*GOAL*
Give the data again exactly as written, skipping any pictures.

════════

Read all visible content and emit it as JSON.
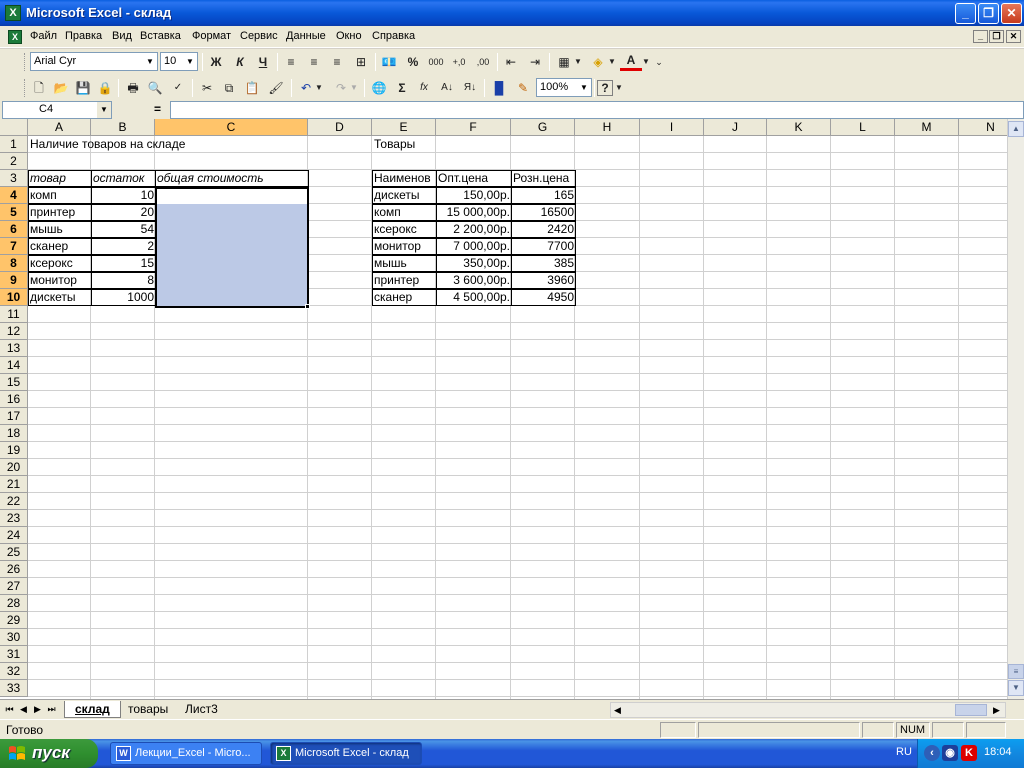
{
  "window": {
    "title": "Microsoft Excel - склад",
    "app_icon": "excel-icon",
    "controls": {
      "minimize": "_",
      "maximize": "❐",
      "close": "✕"
    }
  },
  "menu": {
    "items": [
      "Файл",
      "Правка",
      "Вид",
      "Вставка",
      "Формат",
      "Сервис",
      "Данные",
      "Окно",
      "Справка"
    ],
    "mdi_controls": {
      "minimize": "_",
      "restore": "❐",
      "close": "✕"
    }
  },
  "format_toolbar": {
    "font": "Arial Cyr",
    "size": "10",
    "bold": "Ж",
    "italic": "К",
    "underline": "Ч",
    "percent": "%",
    "thousands": "000",
    "inc_decimal": "+,0",
    "dec_decimal": ",00",
    "font_color_letter": "A"
  },
  "standard_toolbar": {
    "sum": "Σ",
    "fx": "fx",
    "zoom": "100%",
    "help": "?"
  },
  "formula_bar": {
    "namebox": "C4",
    "equals": "=",
    "value": ""
  },
  "columns": [
    "A",
    "B",
    "C",
    "D",
    "E",
    "F",
    "G",
    "H",
    "I",
    "J",
    "K",
    "L",
    "M",
    "N"
  ],
  "selected_column": "C",
  "rows": [
    "1",
    "2",
    "3",
    "4",
    "5",
    "6",
    "7",
    "8",
    "9",
    "10",
    "11",
    "12",
    "13",
    "14",
    "15",
    "16",
    "17",
    "18",
    "19",
    "20",
    "21",
    "22",
    "23",
    "24",
    "25",
    "26",
    "27",
    "28",
    "29",
    "30",
    "31",
    "32",
    "33"
  ],
  "selected_rows": [
    "4",
    "5",
    "6",
    "7",
    "8",
    "9",
    "10"
  ],
  "sheet": {
    "A1": "Наличие товаров на складе",
    "A3": "товар",
    "B3": "остаток",
    "C3": "общая стоимость",
    "inventory": [
      {
        "item": "комп",
        "qty": "10"
      },
      {
        "item": "принтер",
        "qty": "20"
      },
      {
        "item": "мышь",
        "qty": "54"
      },
      {
        "item": "сканер",
        "qty": "2"
      },
      {
        "item": "ксерокс",
        "qty": "15"
      },
      {
        "item": "монитор",
        "qty": "8"
      },
      {
        "item": "дискеты",
        "qty": "1000"
      }
    ],
    "E1": "Товары",
    "E3": "Наименов",
    "F3": "Опт.цена",
    "G3": "Розн.цена",
    "prices": [
      {
        "name": "дискеты",
        "wholesale": "150,00р.",
        "retail": "165"
      },
      {
        "name": "комп",
        "wholesale": "15 000,00р.",
        "retail": "16500"
      },
      {
        "name": "ксерокс",
        "wholesale": "2 200,00р.",
        "retail": "2420"
      },
      {
        "name": "монитор",
        "wholesale": "7 000,00р.",
        "retail": "7700"
      },
      {
        "name": "мышь",
        "wholesale": "350,00р.",
        "retail": "385"
      },
      {
        "name": "принтер",
        "wholesale": "3 600,00р.",
        "retail": "3960"
      },
      {
        "name": "сканер",
        "wholesale": "4 500,00р.",
        "retail": "4950"
      }
    ]
  },
  "tabs": {
    "sheets": [
      "склад",
      "товары",
      "Лист3"
    ],
    "active": "склад"
  },
  "status": {
    "text": "Готово",
    "num": "NUM"
  },
  "taskbar": {
    "start": "пуск",
    "windows": [
      "Лекции_Excel - Micro...",
      "Microsoft Excel - склад"
    ],
    "lang": "RU",
    "clock": "18:04"
  }
}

════════

*CORRECT RESULT*
Read all visible content and emit it as JSON.
{
  "window": {
    "title": "Microsoft Excel - склад",
    "app_icon": "excel-icon",
    "controls": {
      "minimize": "_",
      "maximize": "❐",
      "close": "✕"
    }
  },
  "menu": {
    "items": [
      "Файл",
      "Правка",
      "Вид",
      "Вставка",
      "Формат",
      "Сервис",
      "Данные",
      "Окно",
      "Справка"
    ],
    "mdi_controls": {
      "minimize": "_",
      "restore": "❐",
      "close": "✕"
    }
  },
  "format_toolbar": {
    "font": "Arial Cyr",
    "size": "10",
    "bold": "Ж",
    "italic": "К",
    "underline": "Ч",
    "percent": "%",
    "thousands": "000",
    "inc_decimal": "+,0",
    "dec_decimal": ",00",
    "font_color_letter": "A"
  },
  "standard_toolbar": {
    "sum": "Σ",
    "fx": "fx",
    "zoom": "100%",
    "help": "?"
  },
  "formula_bar": {
    "namebox": "C4",
    "equals": "=",
    "value": ""
  },
  "columns": [
    "A",
    "B",
    "C",
    "D",
    "E",
    "F",
    "G",
    "H",
    "I",
    "J",
    "K",
    "L",
    "M",
    "N"
  ],
  "selected_column": "C",
  "rows": [
    "1",
    "2",
    "3",
    "4",
    "5",
    "6",
    "7",
    "8",
    "9",
    "10",
    "11",
    "12",
    "13",
    "14",
    "15",
    "16",
    "17",
    "18",
    "19",
    "20",
    "21",
    "22",
    "23",
    "24",
    "25",
    "26",
    "27",
    "28",
    "29",
    "30",
    "31",
    "32",
    "33"
  ],
  "selected_rows": [
    "4",
    "5",
    "6",
    "7",
    "8",
    "9",
    "10"
  ],
  "sheet": {
    "A1": "Наличие товаров на складе",
    "A3": "товар",
    "B3": "остаток",
    "C3": "общая стоимость",
    "inventory": [
      {
        "item": "комп",
        "qty": "10"
      },
      {
        "item": "принтер",
        "qty": "20"
      },
      {
        "item": "мышь",
        "qty": "54"
      },
      {
        "item": "сканер",
        "qty": "2"
      },
      {
        "item": "ксерокс",
        "qty": "15"
      },
      {
        "item": "монитор",
        "qty": "8"
      },
      {
        "item": "дискеты",
        "qty": "1000"
      }
    ],
    "E1": "Товары",
    "E3": "Наименов",
    "F3": "Опт.цена",
    "G3": "Розн.цена",
    "prices": [
      {
        "name": "дискеты",
        "wholesale": "150,00р.",
        "retail": "165"
      },
      {
        "name": "комп",
        "wholesale": "15 000,00р.",
        "retail": "16500"
      },
      {
        "name": "ксерокс",
        "wholesale": "2 200,00р.",
        "retail": "2420"
      },
      {
        "name": "монитор",
        "wholesale": "7 000,00р.",
        "retail": "7700"
      },
      {
        "name": "мышь",
        "wholesale": "350,00р.",
        "retail": "385"
      },
      {
        "name": "принтер",
        "wholesale": "3 600,00р.",
        "retail": "3960"
      },
      {
        "name": "сканер",
        "wholesale": "4 500,00р.",
        "retail": "4950"
      }
    ]
  },
  "tabs": {
    "sheets": [
      "склад",
      "товары",
      "Лист3"
    ],
    "active": "склад"
  },
  "status": {
    "text": "Готово",
    "num": "NUM"
  },
  "taskbar": {
    "start": "пуск",
    "windows": [
      "Лекции_Excel - Micro...",
      "Microsoft Excel - склад"
    ],
    "lang": "RU",
    "clock": "18:04"
  }
}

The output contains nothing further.